→ WHAT YOU SHOULD DO
Filter for the word "Condición" and keep each matching line.

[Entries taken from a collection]
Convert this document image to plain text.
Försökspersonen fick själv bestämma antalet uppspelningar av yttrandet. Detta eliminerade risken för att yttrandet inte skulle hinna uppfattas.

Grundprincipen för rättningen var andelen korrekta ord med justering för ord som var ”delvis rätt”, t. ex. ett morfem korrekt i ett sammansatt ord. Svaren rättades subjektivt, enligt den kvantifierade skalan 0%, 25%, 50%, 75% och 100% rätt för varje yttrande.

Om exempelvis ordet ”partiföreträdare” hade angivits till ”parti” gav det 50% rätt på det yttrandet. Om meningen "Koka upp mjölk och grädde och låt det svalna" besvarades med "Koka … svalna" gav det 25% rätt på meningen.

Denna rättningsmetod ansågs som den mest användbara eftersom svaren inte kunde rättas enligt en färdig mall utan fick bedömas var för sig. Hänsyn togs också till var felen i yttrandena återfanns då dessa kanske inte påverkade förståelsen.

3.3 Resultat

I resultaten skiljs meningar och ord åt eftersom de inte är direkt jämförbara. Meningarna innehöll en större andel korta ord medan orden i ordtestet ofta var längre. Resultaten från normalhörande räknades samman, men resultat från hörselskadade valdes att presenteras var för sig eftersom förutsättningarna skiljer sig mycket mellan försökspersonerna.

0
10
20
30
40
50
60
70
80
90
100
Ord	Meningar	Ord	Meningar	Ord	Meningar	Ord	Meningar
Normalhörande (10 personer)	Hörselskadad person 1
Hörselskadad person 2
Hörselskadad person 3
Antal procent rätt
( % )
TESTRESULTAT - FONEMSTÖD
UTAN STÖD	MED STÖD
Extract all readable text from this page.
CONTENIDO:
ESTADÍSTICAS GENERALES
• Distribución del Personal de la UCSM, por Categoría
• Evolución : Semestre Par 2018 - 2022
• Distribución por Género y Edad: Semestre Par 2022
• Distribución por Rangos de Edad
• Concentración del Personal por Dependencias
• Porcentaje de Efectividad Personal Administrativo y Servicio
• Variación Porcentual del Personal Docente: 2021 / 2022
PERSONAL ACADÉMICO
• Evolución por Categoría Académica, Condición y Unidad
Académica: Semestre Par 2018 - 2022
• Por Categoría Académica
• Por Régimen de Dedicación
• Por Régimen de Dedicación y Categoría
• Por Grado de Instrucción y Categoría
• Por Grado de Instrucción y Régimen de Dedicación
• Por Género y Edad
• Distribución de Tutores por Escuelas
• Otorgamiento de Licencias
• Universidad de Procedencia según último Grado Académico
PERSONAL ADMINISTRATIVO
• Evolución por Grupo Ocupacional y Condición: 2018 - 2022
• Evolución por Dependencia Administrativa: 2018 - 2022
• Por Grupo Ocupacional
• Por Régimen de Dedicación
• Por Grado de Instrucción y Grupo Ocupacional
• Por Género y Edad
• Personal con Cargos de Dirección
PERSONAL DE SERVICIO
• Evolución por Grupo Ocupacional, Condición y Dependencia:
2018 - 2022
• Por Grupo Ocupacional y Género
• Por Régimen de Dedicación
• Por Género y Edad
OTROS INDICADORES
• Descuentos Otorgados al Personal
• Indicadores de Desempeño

→ OUTPUT
• Evolución por Categoría Académica, Condición y Unidad
• Evolución por Grupo Ocupacional y Condición: 2018 - 2022
• Evolución por Grupo Ocupacional, Condición y Dependencia:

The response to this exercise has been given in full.